#### Stated exercise:
For each line of the data below that holds "marker", copy the line.

Figure collection entries
━━━━━━━━━━━━━━━━━━━━
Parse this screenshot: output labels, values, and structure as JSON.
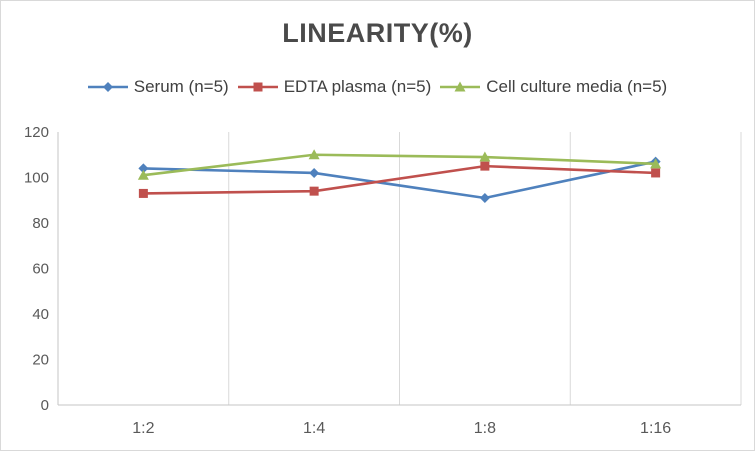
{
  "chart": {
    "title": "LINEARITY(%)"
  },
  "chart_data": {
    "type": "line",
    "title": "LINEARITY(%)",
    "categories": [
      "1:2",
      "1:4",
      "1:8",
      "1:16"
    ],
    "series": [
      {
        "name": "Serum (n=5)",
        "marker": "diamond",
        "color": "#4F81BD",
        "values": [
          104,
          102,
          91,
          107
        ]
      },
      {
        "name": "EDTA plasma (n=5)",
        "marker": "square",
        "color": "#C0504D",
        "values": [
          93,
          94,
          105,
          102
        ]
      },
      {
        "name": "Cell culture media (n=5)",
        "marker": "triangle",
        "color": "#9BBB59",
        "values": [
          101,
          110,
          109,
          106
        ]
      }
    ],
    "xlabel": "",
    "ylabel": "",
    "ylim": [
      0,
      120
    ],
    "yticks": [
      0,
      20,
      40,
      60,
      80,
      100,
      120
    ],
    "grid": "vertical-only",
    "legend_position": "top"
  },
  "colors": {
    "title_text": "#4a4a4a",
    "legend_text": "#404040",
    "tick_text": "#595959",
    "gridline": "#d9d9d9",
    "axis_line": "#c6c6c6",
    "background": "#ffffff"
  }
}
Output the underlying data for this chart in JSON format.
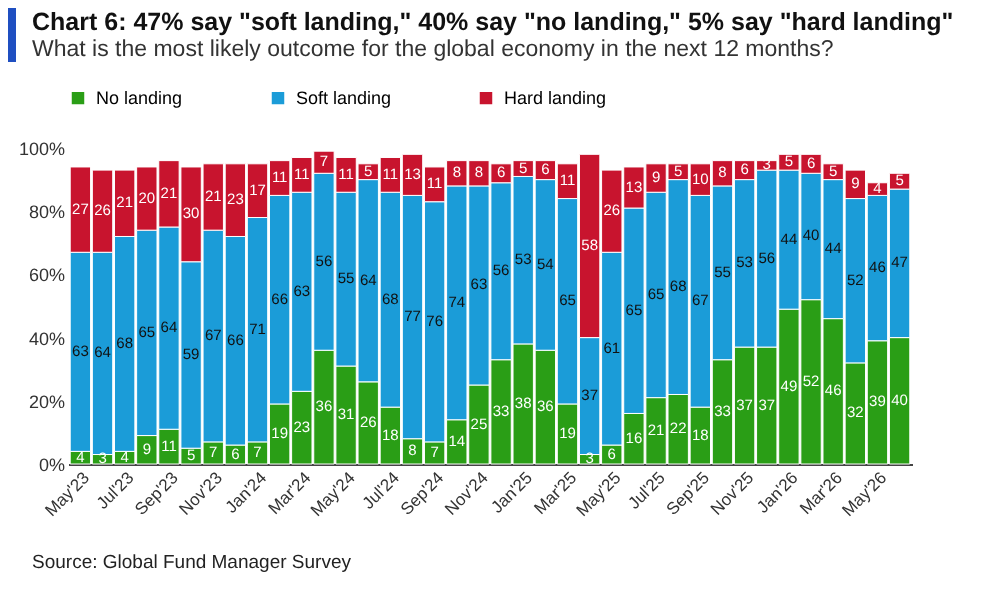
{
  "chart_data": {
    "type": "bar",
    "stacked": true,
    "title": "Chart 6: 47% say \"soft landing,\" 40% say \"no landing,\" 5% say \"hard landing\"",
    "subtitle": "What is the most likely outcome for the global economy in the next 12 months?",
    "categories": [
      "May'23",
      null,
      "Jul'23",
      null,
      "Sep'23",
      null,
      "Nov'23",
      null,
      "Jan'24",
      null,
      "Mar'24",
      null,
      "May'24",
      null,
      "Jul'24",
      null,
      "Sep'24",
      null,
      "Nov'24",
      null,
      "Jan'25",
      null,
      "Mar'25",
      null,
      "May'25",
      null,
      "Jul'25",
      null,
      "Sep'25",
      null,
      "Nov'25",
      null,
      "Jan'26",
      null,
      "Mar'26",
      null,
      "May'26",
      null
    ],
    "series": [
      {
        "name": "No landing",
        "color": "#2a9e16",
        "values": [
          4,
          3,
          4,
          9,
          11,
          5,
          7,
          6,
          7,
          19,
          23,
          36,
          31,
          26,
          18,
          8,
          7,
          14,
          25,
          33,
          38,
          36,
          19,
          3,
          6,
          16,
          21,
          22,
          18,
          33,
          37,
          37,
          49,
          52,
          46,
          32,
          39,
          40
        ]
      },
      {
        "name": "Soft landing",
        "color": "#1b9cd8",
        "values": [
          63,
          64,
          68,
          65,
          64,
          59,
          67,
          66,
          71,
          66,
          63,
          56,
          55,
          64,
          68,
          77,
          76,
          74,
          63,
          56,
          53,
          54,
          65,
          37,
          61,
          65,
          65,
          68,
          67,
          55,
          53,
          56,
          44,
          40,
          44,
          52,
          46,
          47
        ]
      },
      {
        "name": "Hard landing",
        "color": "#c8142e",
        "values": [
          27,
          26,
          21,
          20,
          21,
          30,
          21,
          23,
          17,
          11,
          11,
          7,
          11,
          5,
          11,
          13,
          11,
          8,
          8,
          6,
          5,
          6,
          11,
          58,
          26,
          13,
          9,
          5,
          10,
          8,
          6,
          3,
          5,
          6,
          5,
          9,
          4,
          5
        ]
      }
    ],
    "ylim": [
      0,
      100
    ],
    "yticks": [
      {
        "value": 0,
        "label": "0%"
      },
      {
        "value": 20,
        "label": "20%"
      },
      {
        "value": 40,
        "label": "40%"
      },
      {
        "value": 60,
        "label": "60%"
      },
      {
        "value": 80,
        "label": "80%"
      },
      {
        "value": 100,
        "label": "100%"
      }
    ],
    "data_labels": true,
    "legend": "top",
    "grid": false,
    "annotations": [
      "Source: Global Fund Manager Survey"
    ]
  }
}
━━━━━━━━━━━━━━━━━━━━
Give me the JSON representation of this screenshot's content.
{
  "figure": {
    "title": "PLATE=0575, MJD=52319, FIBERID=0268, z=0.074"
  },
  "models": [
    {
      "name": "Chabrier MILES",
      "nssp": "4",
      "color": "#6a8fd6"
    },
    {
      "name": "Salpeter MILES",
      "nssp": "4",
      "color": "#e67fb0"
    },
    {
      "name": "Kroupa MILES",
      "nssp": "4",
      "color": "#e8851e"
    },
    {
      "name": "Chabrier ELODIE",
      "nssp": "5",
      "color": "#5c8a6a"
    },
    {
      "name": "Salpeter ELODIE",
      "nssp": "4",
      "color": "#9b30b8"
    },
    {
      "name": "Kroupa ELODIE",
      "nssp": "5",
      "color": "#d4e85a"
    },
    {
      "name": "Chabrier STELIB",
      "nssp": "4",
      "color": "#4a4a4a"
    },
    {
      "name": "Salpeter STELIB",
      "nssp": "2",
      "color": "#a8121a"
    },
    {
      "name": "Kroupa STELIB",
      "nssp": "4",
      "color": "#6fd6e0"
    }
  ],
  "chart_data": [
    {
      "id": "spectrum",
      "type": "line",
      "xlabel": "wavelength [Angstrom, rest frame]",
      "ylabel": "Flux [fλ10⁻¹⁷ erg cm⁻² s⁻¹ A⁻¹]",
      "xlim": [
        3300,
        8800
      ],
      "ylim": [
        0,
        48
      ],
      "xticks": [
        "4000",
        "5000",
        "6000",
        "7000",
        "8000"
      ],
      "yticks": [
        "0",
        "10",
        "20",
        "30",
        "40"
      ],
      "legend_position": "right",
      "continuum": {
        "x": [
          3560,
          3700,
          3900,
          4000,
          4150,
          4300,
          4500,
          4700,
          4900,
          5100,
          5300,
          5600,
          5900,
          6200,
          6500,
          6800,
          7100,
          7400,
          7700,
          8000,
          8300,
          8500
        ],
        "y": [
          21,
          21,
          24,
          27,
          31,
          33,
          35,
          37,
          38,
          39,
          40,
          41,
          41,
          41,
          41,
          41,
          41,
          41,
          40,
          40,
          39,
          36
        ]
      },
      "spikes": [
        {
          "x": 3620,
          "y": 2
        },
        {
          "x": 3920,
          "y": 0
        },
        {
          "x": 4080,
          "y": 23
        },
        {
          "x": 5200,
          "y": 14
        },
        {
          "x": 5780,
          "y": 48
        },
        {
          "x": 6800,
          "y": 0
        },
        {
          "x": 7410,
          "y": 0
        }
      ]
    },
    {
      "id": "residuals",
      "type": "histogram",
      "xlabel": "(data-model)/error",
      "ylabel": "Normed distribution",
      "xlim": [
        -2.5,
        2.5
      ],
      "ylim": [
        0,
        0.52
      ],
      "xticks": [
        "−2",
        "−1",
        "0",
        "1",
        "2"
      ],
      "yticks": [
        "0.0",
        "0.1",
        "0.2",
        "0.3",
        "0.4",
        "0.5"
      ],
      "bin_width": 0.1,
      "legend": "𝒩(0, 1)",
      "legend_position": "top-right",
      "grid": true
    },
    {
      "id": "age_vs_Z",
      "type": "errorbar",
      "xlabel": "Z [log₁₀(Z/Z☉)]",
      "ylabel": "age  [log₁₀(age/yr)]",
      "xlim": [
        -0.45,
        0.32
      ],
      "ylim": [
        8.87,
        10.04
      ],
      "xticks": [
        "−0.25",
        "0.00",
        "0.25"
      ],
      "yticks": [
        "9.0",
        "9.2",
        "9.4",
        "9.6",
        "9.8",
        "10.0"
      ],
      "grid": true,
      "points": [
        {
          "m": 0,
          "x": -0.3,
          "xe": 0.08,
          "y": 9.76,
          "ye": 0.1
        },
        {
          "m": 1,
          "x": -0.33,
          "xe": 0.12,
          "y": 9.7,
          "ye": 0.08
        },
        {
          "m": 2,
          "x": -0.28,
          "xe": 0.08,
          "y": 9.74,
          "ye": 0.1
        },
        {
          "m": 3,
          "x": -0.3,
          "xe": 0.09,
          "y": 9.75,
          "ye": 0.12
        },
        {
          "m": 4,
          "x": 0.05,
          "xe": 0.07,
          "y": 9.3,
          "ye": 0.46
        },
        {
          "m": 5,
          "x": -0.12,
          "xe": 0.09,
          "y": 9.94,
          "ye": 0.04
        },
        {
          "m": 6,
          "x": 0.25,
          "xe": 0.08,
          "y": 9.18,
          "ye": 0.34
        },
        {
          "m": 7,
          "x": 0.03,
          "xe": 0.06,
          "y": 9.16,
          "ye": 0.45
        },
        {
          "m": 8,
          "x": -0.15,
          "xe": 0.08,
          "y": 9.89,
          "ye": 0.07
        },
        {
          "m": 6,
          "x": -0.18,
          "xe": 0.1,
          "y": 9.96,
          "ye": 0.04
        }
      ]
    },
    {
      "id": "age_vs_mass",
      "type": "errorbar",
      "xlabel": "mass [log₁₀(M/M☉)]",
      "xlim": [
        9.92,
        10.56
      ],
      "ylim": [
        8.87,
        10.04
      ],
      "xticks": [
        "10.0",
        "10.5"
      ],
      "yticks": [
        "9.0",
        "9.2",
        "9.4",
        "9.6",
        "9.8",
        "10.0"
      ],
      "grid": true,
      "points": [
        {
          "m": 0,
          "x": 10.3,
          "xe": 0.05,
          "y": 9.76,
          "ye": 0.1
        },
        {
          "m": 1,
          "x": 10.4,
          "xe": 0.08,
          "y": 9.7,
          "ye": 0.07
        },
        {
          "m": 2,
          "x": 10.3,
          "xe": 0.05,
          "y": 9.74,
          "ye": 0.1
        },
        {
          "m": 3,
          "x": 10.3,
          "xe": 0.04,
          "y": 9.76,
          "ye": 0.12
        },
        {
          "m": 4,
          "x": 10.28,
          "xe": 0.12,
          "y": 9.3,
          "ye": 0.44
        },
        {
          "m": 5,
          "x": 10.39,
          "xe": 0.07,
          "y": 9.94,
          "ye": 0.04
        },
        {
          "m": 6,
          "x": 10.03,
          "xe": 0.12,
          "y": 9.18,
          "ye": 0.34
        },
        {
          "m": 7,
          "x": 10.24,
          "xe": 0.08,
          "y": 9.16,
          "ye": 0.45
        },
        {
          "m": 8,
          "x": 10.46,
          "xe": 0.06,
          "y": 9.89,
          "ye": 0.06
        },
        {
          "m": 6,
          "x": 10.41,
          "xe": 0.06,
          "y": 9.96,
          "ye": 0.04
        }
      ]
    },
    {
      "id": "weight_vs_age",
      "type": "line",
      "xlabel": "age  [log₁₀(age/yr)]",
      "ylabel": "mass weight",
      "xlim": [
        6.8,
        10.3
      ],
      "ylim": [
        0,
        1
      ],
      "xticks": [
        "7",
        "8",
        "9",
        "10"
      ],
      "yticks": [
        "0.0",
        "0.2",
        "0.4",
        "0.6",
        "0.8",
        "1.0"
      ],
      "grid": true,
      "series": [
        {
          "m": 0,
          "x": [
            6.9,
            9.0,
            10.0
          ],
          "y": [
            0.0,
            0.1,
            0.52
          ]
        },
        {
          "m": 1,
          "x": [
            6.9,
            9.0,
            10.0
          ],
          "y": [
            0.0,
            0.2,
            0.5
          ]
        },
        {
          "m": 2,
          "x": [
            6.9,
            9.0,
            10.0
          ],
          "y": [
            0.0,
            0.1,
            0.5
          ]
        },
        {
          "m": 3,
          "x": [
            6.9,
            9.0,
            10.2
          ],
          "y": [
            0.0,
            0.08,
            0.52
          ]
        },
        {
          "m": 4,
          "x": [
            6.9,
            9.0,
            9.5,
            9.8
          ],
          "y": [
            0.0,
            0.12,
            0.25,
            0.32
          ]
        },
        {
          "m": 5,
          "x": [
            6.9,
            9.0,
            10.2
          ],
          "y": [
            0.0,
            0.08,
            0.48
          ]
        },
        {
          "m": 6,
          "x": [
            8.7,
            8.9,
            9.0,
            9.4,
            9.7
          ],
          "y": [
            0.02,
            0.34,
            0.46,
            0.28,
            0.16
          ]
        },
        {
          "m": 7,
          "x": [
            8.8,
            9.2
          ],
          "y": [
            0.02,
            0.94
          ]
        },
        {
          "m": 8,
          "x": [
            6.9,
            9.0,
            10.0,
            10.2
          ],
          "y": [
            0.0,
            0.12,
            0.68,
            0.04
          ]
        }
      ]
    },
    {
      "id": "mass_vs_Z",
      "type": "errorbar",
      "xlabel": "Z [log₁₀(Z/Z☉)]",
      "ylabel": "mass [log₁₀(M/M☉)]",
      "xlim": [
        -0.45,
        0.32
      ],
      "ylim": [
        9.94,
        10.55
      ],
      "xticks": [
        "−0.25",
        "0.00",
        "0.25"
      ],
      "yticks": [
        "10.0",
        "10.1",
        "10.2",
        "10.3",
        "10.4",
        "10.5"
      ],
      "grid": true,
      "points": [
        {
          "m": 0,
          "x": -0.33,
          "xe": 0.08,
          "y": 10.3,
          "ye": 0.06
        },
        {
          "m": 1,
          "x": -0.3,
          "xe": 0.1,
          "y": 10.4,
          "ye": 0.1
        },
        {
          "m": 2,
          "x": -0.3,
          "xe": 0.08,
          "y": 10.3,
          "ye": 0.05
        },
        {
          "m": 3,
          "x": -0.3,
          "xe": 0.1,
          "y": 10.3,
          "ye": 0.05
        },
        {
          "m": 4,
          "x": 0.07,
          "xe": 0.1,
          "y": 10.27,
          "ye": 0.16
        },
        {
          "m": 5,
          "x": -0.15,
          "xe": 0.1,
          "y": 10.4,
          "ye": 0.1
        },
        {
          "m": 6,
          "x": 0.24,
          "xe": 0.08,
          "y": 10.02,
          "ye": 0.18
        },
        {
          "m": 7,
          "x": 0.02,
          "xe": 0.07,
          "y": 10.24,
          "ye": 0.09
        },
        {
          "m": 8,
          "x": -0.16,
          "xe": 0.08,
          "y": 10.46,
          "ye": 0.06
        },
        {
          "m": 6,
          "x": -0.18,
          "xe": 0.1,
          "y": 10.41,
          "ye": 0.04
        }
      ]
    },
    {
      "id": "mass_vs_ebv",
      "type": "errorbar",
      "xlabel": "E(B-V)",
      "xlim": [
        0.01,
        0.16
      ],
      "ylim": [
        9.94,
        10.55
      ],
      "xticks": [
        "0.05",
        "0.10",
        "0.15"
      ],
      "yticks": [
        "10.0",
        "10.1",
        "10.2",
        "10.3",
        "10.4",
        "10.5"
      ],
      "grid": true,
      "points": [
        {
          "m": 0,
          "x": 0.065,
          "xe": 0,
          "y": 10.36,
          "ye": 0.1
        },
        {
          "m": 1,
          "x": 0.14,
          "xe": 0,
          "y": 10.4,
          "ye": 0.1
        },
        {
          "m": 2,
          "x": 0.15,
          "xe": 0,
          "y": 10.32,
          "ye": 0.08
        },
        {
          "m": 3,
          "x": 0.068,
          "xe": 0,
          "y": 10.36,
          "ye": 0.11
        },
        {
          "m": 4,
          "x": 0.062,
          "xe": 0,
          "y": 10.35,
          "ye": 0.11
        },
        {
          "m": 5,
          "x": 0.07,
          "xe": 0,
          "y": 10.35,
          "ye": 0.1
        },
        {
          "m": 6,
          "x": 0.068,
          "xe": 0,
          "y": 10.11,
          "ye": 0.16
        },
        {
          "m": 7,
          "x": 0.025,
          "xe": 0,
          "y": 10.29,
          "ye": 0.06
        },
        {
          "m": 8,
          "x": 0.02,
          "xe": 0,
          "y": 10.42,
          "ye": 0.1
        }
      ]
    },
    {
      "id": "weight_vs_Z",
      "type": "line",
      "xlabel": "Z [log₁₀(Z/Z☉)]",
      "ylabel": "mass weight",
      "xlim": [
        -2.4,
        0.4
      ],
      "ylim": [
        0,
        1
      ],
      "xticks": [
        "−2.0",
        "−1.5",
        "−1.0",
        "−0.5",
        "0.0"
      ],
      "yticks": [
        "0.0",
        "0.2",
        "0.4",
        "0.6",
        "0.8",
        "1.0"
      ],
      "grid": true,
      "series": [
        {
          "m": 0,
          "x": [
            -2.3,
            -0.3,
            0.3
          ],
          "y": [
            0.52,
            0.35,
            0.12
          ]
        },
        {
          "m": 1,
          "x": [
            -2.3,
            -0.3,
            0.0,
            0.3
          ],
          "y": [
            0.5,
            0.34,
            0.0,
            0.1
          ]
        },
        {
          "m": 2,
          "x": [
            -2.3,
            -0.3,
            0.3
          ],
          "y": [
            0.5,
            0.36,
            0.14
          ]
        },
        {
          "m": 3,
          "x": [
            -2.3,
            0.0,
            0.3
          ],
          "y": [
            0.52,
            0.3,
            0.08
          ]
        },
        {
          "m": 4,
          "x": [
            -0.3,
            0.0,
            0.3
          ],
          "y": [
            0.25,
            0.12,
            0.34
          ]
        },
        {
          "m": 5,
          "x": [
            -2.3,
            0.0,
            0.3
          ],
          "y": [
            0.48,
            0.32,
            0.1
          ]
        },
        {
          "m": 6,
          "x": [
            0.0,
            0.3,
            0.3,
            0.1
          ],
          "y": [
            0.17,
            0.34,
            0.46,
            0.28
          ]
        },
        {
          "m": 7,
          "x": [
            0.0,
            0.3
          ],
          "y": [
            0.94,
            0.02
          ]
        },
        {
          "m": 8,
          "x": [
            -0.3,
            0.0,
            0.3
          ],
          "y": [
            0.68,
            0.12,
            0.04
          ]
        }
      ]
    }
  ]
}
━━━━━━━━━━━━━━━━━━━━
#### Answer to this problem:
        "marker": "diamond",
        "marker": "square",
        "marker": "triangle",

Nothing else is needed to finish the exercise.